WRITTEN EXERCISE
Write out the entries below once more, exactly, with the pictures left out.

>>>

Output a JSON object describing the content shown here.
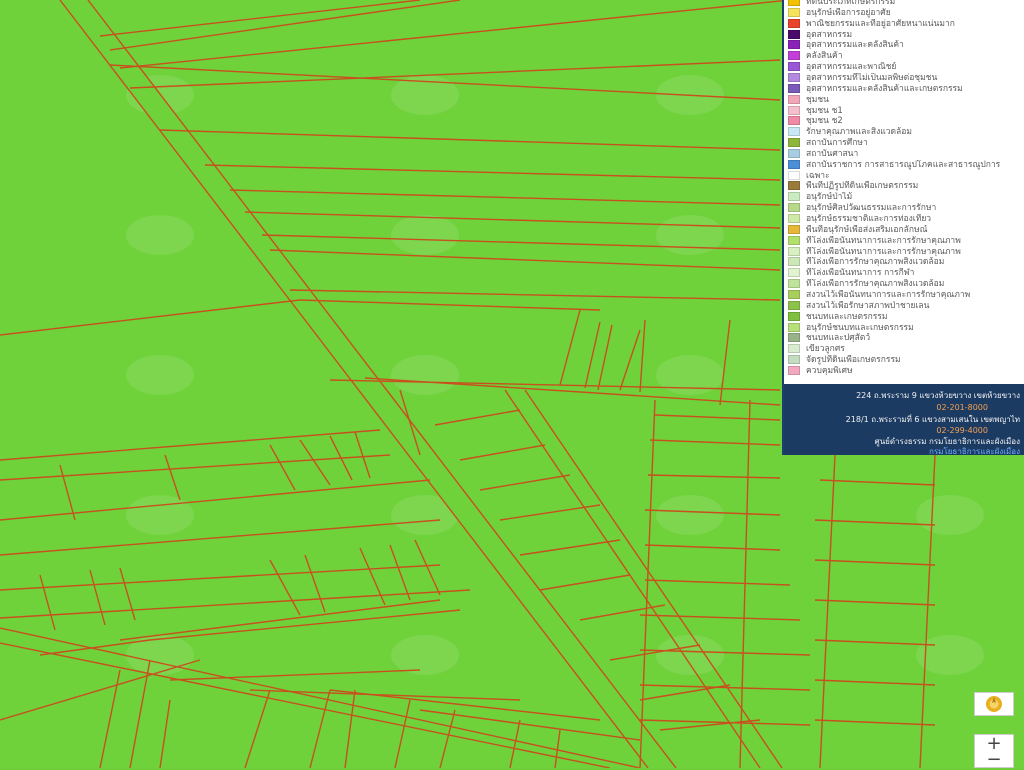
{
  "map": {
    "base_color": "#6fd23a",
    "parcel_line_color": "#c8501e",
    "watermark_color": "rgba(255,255,255,0.10)"
  },
  "legend": {
    "items": [
      {
        "label": "ที่ดินประเภทเกษตรกรรม",
        "color": "#f2c200"
      },
      {
        "label": "อนุรักษ์เพื่อการอยู่อาศัย",
        "color": "#f7e25c"
      },
      {
        "label": "พาณิชยกรรมและที่อยู่อาศัยหนาแน่นมาก",
        "color": "#e8452c"
      },
      {
        "label": "อุตสาหกรรม",
        "color": "#4a0a6b"
      },
      {
        "label": "อุตสาหกรรมและคลังสินค้า",
        "color": "#8a22b8"
      },
      {
        "label": "คลังสินค้า",
        "color": "#c23fd8"
      },
      {
        "label": "อุตสาหกรรมและพาณิชย์",
        "color": "#9b58d6"
      },
      {
        "label": "อุตสาหกรรมที่ไม่เป็นมลพิษต่อชุมชน",
        "color": "#b48ae0"
      },
      {
        "label": "อุตสาหกรรมและคลังสินค้าและเกษตรกรรม",
        "color": "#7b5bb8"
      },
      {
        "label": "ชุมชน",
        "color": "#f2a6b8"
      },
      {
        "label": "ชุมชน ช1",
        "color": "#f6bfcd"
      },
      {
        "label": "ชุมชน ช2",
        "color": "#f08aa6"
      },
      {
        "label": "รักษาคุณภาพและสิ่งแวดล้อม",
        "color": "#c7e8f4"
      },
      {
        "label": "สถาบันการศึกษา",
        "color": "#8db63a"
      },
      {
        "label": "สถาบันศาสนา",
        "color": "#a9cde0"
      },
      {
        "label": "สถาบันราชการ การสาธารณูปโภคและสาธารณูปการ",
        "color": "#4d8fd6"
      },
      {
        "label": "เฉพาะ",
        "color": "#ffffff"
      },
      {
        "label": "พื้นที่ปฏิรูปที่ดินเพื่อเกษตรกรรม",
        "color": "#9a7b3c"
      },
      {
        "label": "อนุรักษ์ป่าไม้",
        "color": "#c9ecc0"
      },
      {
        "label": "อนุรักษ์ศิลปวัฒนธรรมและการรักษา",
        "color": "#b9d98a"
      },
      {
        "label": "อนุรักษ์ธรรมชาติและการท่องเที่ยว",
        "color": "#cfe9a6"
      },
      {
        "label": "พื้นที่อนุรักษ์เพื่อส่งเสริมเอกลักษณ์",
        "color": "#e6b83a"
      },
      {
        "label": "ที่โล่งเพื่อนันทนาการและการรักษาคุณภาพ",
        "color": "#b3e06d"
      },
      {
        "label": "ที่โล่งเพื่อนันทนาการและการรักษาคุณภาพ",
        "color": "#d8efc0"
      },
      {
        "label": "ที่โล่งเพื่อการรักษาคุณภาพสิ่งแวดล้อม",
        "color": "#cde8b8"
      },
      {
        "label": "ที่โล่งเพื่อนันทนาการ การกีฬา",
        "color": "#e2f3cf"
      },
      {
        "label": "ที่โล่งเพื่อการรักษาคุณภาพสิ่งแวดล้อม",
        "color": "#bfe39a"
      },
      {
        "label": "สงวนไว้เพื่อนันทนาการและการรักษาคุณภาพ",
        "color": "#a8cf5c"
      },
      {
        "label": "สงวนไว้เพื่อรักษาสภาพป่าชายเลน",
        "color": "#8cc24a"
      },
      {
        "label": "ชนบทและเกษตรกรรม",
        "color": "#7fbf3f"
      },
      {
        "label": "อนุรักษ์ชนบทและเกษตรกรรม",
        "color": "#b7df7a"
      },
      {
        "label": "ชนบทและปศุสัตว์",
        "color": "#98b38a"
      },
      {
        "label": "เขียวลูกศร",
        "color": "#d9ecd0"
      },
      {
        "label": "จัดรูปที่ดินเพื่อเกษตรกรรม",
        "color": "#c4dcc0"
      },
      {
        "label": "ควบคุมพิเศษ",
        "color": "#f2a8bf"
      }
    ]
  },
  "contact": {
    "address1": "224 ถ.พระราม 9 แขวงห้วยขวาง เขตห้วยขวาง",
    "phone1": "02-201-8000",
    "address2": "218/1 ถ.พระรามที่ 6 แขวงสามเสนใน เขตพญาไท",
    "phone2": "02-299-4000",
    "office": "ศูนย์ดำรงธรรม กรมโยธาธิการและผังเมือง",
    "link": "กรมโยธาธิการและผังเมือง"
  },
  "controls": {
    "zoom_in": "+",
    "zoom_out": "−",
    "layer_icon": "layer-logo-icon"
  }
}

<<<

TASK OUTPUT
Output a JSON object describing the content shown here.
{
  "map": {
    "base_color": "#6fd23a",
    "parcel_line_color": "#c8501e",
    "watermark_color": "rgba(255,255,255,0.10)"
  },
  "legend": {
    "items": [
      {
        "label": "ที่ดินประเภทเกษตรกรรม",
        "color": "#f2c200"
      },
      {
        "label": "อนุรักษ์เพื่อการอยู่อาศัย",
        "color": "#f7e25c"
      },
      {
        "label": "พาณิชยกรรมและที่อยู่อาศัยหนาแน่นมาก",
        "color": "#e8452c"
      },
      {
        "label": "อุตสาหกรรม",
        "color": "#4a0a6b"
      },
      {
        "label": "อุตสาหกรรมและคลังสินค้า",
        "color": "#8a22b8"
      },
      {
        "label": "คลังสินค้า",
        "color": "#c23fd8"
      },
      {
        "label": "อุตสาหกรรมและพาณิชย์",
        "color": "#9b58d6"
      },
      {
        "label": "อุตสาหกรรมที่ไม่เป็นมลพิษต่อชุมชน",
        "color": "#b48ae0"
      },
      {
        "label": "อุตสาหกรรมและคลังสินค้าและเกษตรกรรม",
        "color": "#7b5bb8"
      },
      {
        "label": "ชุมชน",
        "color": "#f2a6b8"
      },
      {
        "label": "ชุมชน ช1",
        "color": "#f6bfcd"
      },
      {
        "label": "ชุมชน ช2",
        "color": "#f08aa6"
      },
      {
        "label": "รักษาคุณภาพและสิ่งแวดล้อม",
        "color": "#c7e8f4"
      },
      {
        "label": "สถาบันการศึกษา",
        "color": "#8db63a"
      },
      {
        "label": "สถาบันศาสนา",
        "color": "#a9cde0"
      },
      {
        "label": "สถาบันราชการ การสาธารณูปโภคและสาธารณูปการ",
        "color": "#4d8fd6"
      },
      {
        "label": "เฉพาะ",
        "color": "#ffffff"
      },
      {
        "label": "พื้นที่ปฏิรูปที่ดินเพื่อเกษตรกรรม",
        "color": "#9a7b3c"
      },
      {
        "label": "อนุรักษ์ป่าไม้",
        "color": "#c9ecc0"
      },
      {
        "label": "อนุรักษ์ศิลปวัฒนธรรมและการรักษา",
        "color": "#b9d98a"
      },
      {
        "label": "อนุรักษ์ธรรมชาติและการท่องเที่ยว",
        "color": "#cfe9a6"
      },
      {
        "label": "พื้นที่อนุรักษ์เพื่อส่งเสริมเอกลักษณ์",
        "color": "#e6b83a"
      },
      {
        "label": "ที่โล่งเพื่อนันทนาการและการรักษาคุณภาพ",
        "color": "#b3e06d"
      },
      {
        "label": "ที่โล่งเพื่อนันทนาการและการรักษาคุณภาพ",
        "color": "#d8efc0"
      },
      {
        "label": "ที่โล่งเพื่อการรักษาคุณภาพสิ่งแวดล้อม",
        "color": "#cde8b8"
      },
      {
        "label": "ที่โล่งเพื่อนันทนาการ การกีฬา",
        "color": "#e2f3cf"
      },
      {
        "label": "ที่โล่งเพื่อการรักษาคุณภาพสิ่งแวดล้อม",
        "color": "#bfe39a"
      },
      {
        "label": "สงวนไว้เพื่อนันทนาการและการรักษาคุณภาพ",
        "color": "#a8cf5c"
      },
      {
        "label": "สงวนไว้เพื่อรักษาสภาพป่าชายเลน",
        "color": "#8cc24a"
      },
      {
        "label": "ชนบทและเกษตรกรรม",
        "color": "#7fbf3f"
      },
      {
        "label": "อนุรักษ์ชนบทและเกษตรกรรม",
        "color": "#b7df7a"
      },
      {
        "label": "ชนบทและปศุสัตว์",
        "color": "#98b38a"
      },
      {
        "label": "เขียวลูกศร",
        "color": "#d9ecd0"
      },
      {
        "label": "จัดรูปที่ดินเพื่อเกษตรกรรม",
        "color": "#c4dcc0"
      },
      {
        "label": "ควบคุมพิเศษ",
        "color": "#f2a8bf"
      }
    ]
  },
  "contact": {
    "address1": "224 ถ.พระราม 9 แขวงห้วยขวาง เขตห้วยขวาง",
    "phone1": "02-201-8000",
    "address2": "218/1 ถ.พระรามที่ 6 แขวงสามเสนใน เขตพญาไท",
    "phone2": "02-299-4000",
    "office": "ศูนย์ดำรงธรรม กรมโยธาธิการและผังเมือง",
    "link": "กรมโยธาธิการและผังเมือง"
  },
  "controls": {
    "zoom_in": "+",
    "zoom_out": "−",
    "layer_icon": "layer-logo-icon"
  }
}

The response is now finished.